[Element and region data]
** start **

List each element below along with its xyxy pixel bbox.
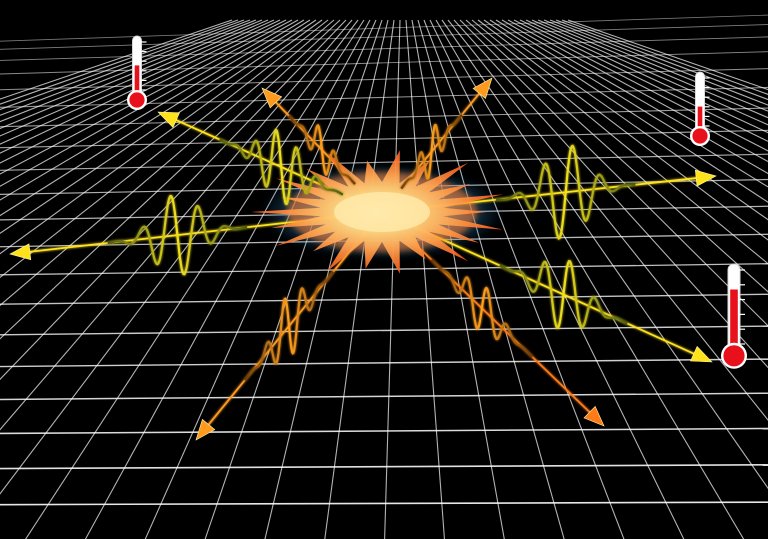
grid-line — [0, 392, 768, 401]
grid-line — [513, 19, 768, 152]
thermometer-icon — [127, 35, 147, 110]
grid-line — [0, 19, 269, 137]
grid-line — [0, 501, 768, 506]
grid-line — [405, 19, 445, 539]
grid-line — [0, 19, 329, 279]
grid-line — [0, 19, 305, 201]
grid-line — [84, 19, 371, 539]
wave-packet-lower-right — [499, 260, 628, 329]
thermometer-mercury — [730, 289, 738, 354]
wave-packet-up-right — [400, 114, 463, 190]
grid-line — [417, 19, 565, 539]
wave-packet-right — [496, 144, 636, 240]
grid-line — [384, 19, 401, 539]
arrowhead-down-left — [195, 418, 216, 441]
burst-core — [334, 192, 430, 232]
wave-packet-left — [107, 194, 248, 276]
grid-line — [477, 19, 768, 241]
grid-line — [0, 153, 768, 171]
wave-packets — [107, 114, 636, 381]
grid-line — [489, 19, 768, 203]
grid-line — [0, 19, 299, 187]
arrowhead-up-right — [472, 77, 493, 100]
grid-line — [0, 358, 768, 368]
grid-line — [0, 129, 768, 149]
grid-line — [0, 427, 768, 435]
grid-line — [144, 19, 377, 539]
wave-packet-down-right — [430, 258, 534, 358]
grid-line — [0, 19, 287, 164]
grid-line — [0, 36, 768, 61]
grid-line — [531, 19, 768, 126]
grid-line — [25, 19, 365, 539]
arrowhead-down-right — [583, 405, 605, 427]
grid-line — [0, 19, 317, 234]
thermometer-bulb — [723, 345, 745, 367]
wave-packet-down-left — [243, 271, 335, 381]
grid-line — [435, 19, 745, 539]
arrowhead-up-left — [261, 87, 283, 109]
grid-line — [0, 263, 768, 276]
arrowhead-lower-right — [690, 345, 713, 363]
grid-line — [483, 19, 768, 221]
grid-line — [525, 19, 768, 134]
grid-line — [447, 19, 768, 421]
arrowheads — [9, 77, 717, 441]
grid-line — [537, 19, 768, 119]
grid-line — [441, 19, 768, 490]
grid-line — [0, 19, 323, 255]
grid-line — [0, 19, 263, 130]
grid-line — [507, 19, 768, 163]
wave-packet-upper-left — [219, 128, 344, 206]
grid-line — [0, 19, 275, 145]
grid-line — [0, 325, 768, 336]
thermometer-bulb — [129, 92, 145, 108]
thermometer-icon — [690, 71, 710, 146]
grid-line — [471, 19, 768, 265]
grid-line — [0, 19, 257, 123]
thermometer-icon — [721, 263, 747, 369]
grid-line — [0, 19, 347, 381]
grid-line — [0, 293, 768, 305]
grid-line — [0, 19, 251, 116]
grid-line — [0, 464, 768, 470]
grid-line — [264, 19, 389, 539]
thermometers — [127, 35, 747, 369]
wave-packet-up-left — [288, 115, 356, 185]
grid-line — [0, 19, 281, 154]
grid-line — [0, 107, 768, 128]
grid-line — [423, 19, 625, 539]
grid-line — [204, 19, 383, 539]
grid-line — [324, 19, 395, 539]
grid-line — [0, 19, 335, 307]
explosion-burst — [250, 150, 503, 274]
grid-line — [495, 19, 768, 188]
grid-line — [453, 19, 768, 369]
grid-line — [411, 19, 505, 539]
thermometer-bulb — [692, 128, 708, 144]
grid-line — [0, 19, 359, 495]
grid-line — [501, 19, 768, 175]
grid-line — [0, 86, 768, 108]
grid-line — [0, 19, 353, 431]
thermometer-mercury — [697, 106, 703, 134]
grid-line — [0, 19, 341, 340]
grid-line — [465, 19, 768, 293]
grid-line — [0, 19, 311, 217]
arrowhead-left — [9, 243, 32, 261]
grid-line — [0, 51, 768, 75]
grid-line — [543, 19, 768, 112]
thermometer-mercury — [134, 65, 140, 98]
arrowhead-upper-left — [157, 111, 180, 129]
grid-line — [0, 19, 293, 175]
grid-line — [0, 14, 768, 42]
grid-line — [0, 24, 768, 50]
grid-line — [429, 19, 685, 539]
arrowhead-right — [694, 169, 717, 187]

** end **

* [WHAT YOU SHOULD DO]
Reproduce the lines above word for word, starting at the line containing "grid-line — [0, 392, 768, 401]" and ending at the line containing "wave-packet-down-right — [430, 258, 534, 358]", with both of those lines included.

* [WRITTEN RESPONSE]
grid-line — [0, 392, 768, 401]
grid-line — [513, 19, 768, 152]
thermometer-icon — [127, 35, 147, 110]
grid-line — [0, 19, 269, 137]
grid-line — [0, 501, 768, 506]
grid-line — [405, 19, 445, 539]
grid-line — [0, 19, 329, 279]
grid-line — [0, 19, 305, 201]
grid-line — [84, 19, 371, 539]
wave-packet-lower-right — [499, 260, 628, 329]
thermometer-mercury — [730, 289, 738, 354]
wave-packet-up-right — [400, 114, 463, 190]
grid-line — [417, 19, 565, 539]
wave-packet-right — [496, 144, 636, 240]
grid-line — [384, 19, 401, 539]
arrowhead-down-left — [195, 418, 216, 441]
burst-core — [334, 192, 430, 232]
wave-packet-left — [107, 194, 248, 276]
grid-line — [477, 19, 768, 241]
grid-line — [0, 153, 768, 171]
wave-packets — [107, 114, 636, 381]
grid-line — [489, 19, 768, 203]
grid-line — [0, 19, 299, 187]
arrowhead-up-right — [472, 77, 493, 100]
grid-line — [0, 358, 768, 368]
grid-line — [0, 129, 768, 149]
grid-line — [0, 427, 768, 435]
grid-line — [144, 19, 377, 539]
wave-packet-down-right — [430, 258, 534, 358]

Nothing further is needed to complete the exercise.